= Document extract =
* start *

It would be easy to dismiss the letter writer, with her concern that ninth graders know about indefectibility and preternatural gifts, but the letter foreshadowed Church leaders’ growing concern with the state of catechesis.  In fact, the Diocese of Winona, which reviewed all Press textbooks for doctrinal error, had already sent a copy of Jesus of History, Christ of Faith to Rome in May 1987.  The Sacred Congregation for the Doctrine of the Faith, headed by Cardinal Joseph Ratzinger (later Pope Benedict XVI), reviewed the textbook and sent the Press a one-page letter listing four minor deficiencies to be corrected in future editions. The future pope let the Press off relatively easy. Within ten years, though, the conversations that people at the Press would be having with certain U.S. bishops would much more closely resemble the exchange with the folks from Catholics United for the Faith.

The catechetical renewal movements that began with Pope Pius X’s 1905 encyclical On Teaching Christian Doctrine had largely been led by religious educators who ministered to young people in the field.  By contrast, the second wave of catechetical reform that began with the 1977 bishop’s synod on catechesis was largely led by the Church’s official hierarchy.  To a much greater degree than the first reform movement, the new effort was driven by fears that Catholic faith and identity were being eroded by secularizing influences.

For many Church leaders, the most obvious way to combat the growing influence of secularism was to reinvigorate catechesis.  But while documents calling for a renewal of evangelization and catechesis tended to be holistic in nature—much closer to the approach favored by Saint Mary’s Press—in actual practice, the hierarchy focused more narrowly on improving young people’s knowledge of the content of faith.  To do that, Church leaders turned their attention to catechetical textbooks, which they assumed to be the ultimate source of adolescents’ knowledge of the faith. 

The Press was not indifferent to wider concerns about the state of catechesis. Editors of the period generally acknowledge that some materials developed in the 1970s and 1980 could have been more theologically rigorous. Zanzig recalls:

I think when we first started back in the seventies, in the early days of the renewal of adolescent religious education, we probably went too far in terms of the relational side of things and the experiential, fun side of things.  Every time I revised a program, I looked back at what I had done before that, and I was always somewhat embarrassed, because it always looked a little shallow and a little lightweight.  I would not argue with those who said that we threw the baby out with the bathwater.  But as we went on and learned more, we got better and better at integrating solid content with good methodology. By the 90s, I think we were doing consistently solid, balanced, wonderful work.

When the Catechism of the Catholic Church was officially promulgated in 1992, Pope John Paul II promised that it would provide “a catechesis renewed at the living sources of the faith.”

* end *

= Material supplied =

* start *

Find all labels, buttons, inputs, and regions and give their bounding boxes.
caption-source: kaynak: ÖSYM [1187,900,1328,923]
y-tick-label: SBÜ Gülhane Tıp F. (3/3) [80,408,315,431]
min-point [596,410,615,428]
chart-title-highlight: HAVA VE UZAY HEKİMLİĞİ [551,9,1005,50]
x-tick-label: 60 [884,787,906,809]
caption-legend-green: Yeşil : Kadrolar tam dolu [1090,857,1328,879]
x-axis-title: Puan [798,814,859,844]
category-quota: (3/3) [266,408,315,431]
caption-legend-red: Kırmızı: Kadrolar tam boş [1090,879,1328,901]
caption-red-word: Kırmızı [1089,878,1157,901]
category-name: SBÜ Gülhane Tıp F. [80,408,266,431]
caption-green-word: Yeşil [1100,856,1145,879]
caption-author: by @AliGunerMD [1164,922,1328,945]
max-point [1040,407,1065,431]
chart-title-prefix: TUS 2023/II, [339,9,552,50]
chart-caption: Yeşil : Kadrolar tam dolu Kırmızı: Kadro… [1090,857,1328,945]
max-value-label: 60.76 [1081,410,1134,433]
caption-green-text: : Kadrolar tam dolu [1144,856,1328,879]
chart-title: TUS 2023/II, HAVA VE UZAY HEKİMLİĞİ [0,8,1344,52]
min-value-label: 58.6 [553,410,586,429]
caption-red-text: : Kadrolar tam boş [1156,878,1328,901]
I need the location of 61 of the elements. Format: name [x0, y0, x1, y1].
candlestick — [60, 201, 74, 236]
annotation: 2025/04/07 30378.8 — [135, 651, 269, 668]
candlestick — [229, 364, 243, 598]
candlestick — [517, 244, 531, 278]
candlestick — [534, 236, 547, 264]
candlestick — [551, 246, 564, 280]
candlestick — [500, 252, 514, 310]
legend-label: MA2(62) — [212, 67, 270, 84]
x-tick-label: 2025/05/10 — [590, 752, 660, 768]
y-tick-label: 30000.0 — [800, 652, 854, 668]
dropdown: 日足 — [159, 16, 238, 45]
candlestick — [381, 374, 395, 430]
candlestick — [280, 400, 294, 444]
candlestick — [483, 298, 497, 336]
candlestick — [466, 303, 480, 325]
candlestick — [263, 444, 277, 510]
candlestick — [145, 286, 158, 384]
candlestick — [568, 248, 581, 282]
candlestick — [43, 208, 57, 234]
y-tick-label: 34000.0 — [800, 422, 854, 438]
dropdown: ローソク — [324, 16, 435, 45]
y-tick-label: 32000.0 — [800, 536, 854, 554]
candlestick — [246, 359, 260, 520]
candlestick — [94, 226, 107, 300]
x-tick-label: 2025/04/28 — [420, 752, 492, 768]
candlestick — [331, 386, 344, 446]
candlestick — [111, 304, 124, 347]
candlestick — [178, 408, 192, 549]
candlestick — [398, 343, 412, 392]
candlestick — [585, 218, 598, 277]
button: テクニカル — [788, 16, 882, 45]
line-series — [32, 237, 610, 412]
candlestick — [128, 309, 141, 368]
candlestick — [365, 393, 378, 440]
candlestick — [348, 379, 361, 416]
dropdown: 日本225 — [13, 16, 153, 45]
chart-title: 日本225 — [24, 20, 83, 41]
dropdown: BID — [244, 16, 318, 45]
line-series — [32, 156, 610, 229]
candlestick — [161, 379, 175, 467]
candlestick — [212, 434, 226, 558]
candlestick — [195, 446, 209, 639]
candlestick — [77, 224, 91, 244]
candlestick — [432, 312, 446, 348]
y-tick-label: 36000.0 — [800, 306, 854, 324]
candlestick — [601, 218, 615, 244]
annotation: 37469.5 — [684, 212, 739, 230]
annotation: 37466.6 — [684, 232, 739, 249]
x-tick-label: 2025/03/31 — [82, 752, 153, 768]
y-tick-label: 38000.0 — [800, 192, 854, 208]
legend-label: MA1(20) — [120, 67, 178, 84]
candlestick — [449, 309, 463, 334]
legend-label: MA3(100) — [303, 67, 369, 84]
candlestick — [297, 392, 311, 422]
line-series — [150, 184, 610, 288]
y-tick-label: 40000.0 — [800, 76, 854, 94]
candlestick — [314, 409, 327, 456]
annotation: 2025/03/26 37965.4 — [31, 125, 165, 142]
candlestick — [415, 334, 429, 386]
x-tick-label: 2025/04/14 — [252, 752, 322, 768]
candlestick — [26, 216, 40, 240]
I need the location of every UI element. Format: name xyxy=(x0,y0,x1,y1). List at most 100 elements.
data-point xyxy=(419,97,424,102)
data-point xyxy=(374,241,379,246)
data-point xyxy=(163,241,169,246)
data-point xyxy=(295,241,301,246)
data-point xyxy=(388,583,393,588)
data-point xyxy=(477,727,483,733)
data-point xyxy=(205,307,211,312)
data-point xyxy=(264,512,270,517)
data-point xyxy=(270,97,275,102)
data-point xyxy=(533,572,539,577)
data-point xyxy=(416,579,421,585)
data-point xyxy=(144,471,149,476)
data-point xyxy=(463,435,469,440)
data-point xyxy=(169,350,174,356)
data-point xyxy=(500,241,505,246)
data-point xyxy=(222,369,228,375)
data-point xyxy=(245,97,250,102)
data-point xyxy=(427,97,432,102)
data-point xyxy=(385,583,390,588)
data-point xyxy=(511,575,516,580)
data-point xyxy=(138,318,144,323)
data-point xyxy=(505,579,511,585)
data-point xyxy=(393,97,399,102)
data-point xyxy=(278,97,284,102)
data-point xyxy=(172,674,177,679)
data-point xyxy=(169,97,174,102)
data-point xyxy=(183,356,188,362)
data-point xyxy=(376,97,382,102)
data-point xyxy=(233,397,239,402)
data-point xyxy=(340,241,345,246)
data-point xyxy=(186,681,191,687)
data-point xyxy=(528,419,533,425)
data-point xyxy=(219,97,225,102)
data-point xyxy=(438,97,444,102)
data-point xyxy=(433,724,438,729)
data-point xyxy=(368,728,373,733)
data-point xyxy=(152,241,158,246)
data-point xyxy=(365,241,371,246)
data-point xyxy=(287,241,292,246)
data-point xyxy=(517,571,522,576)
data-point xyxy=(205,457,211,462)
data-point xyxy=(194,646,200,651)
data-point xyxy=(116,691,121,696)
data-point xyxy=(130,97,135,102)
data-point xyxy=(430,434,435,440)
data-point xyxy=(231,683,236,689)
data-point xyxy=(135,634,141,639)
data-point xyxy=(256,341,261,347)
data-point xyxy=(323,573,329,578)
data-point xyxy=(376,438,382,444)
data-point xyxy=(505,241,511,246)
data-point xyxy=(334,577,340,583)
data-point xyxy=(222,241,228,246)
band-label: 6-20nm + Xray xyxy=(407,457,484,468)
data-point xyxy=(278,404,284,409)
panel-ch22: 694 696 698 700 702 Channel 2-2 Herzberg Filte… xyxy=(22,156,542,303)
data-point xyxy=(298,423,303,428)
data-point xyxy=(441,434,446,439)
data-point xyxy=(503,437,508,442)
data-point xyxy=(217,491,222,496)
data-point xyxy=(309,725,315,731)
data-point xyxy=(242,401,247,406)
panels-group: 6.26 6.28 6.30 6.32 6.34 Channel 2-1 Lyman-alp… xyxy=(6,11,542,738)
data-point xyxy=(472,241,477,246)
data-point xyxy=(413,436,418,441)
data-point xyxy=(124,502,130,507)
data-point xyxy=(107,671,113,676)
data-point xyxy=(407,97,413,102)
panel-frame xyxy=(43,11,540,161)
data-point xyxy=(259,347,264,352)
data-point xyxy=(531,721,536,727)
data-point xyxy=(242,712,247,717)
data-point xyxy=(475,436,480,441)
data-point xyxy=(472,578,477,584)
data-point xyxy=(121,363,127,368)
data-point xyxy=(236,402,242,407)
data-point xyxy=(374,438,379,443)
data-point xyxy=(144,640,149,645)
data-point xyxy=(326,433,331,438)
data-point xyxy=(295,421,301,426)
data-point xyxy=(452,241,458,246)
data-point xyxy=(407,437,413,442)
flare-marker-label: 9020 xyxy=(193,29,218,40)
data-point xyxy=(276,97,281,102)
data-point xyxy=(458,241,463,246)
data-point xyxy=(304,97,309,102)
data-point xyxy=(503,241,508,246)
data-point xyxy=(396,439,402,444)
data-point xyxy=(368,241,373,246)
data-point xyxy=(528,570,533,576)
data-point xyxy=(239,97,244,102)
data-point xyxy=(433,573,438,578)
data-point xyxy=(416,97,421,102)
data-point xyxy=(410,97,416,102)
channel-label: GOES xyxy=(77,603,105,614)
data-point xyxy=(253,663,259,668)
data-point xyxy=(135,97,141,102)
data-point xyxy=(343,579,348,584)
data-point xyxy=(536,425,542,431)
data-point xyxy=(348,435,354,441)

* end *

= Stated problem 1 =
Repeat verbatim the portion of the passage on catechetical reform that begins at the words "For many Church" and ends after the words "knowledge of the faith.".
= Stated problem 2 =
Condense the paragraph of the passage on catechetical reform that opens with "The catechetical renewal movements" into a short bulleted list that keeps its principal facts.

= Right answer 1 =
For many Church leaders, the most obvious way to combat the growing influence of secularism was to reinvigorate catechesis.  But while documents calling for a renewal of evangelization and catechesis tended to be holistic in nature—much closer to the approach favored by Saint Mary’s Press—in actual practice, the hierarchy focused more narrowly on improving young people’s knowledge of the content of faith.  To do that, Church leaders turned their attention to catechetical textbooks, which they assumed to be the ultimate source of adolescents’ knowledge of the faith.

= Right answer 2 =
- The earlier catechetical renewal movements began with Pope Pius X's 1905 encyclical On Teaching Christian Doctrine.
- Religious educators who ministered to young people in the field largely led those movements.
- A second wave of catechetical reform began with the 1977 synod on catechesis and was largely led by the Church's official hierarchy.
- Far more than the first movement, this second effort was driven by fears that secularizing influences were eroding Catholic faith and identity.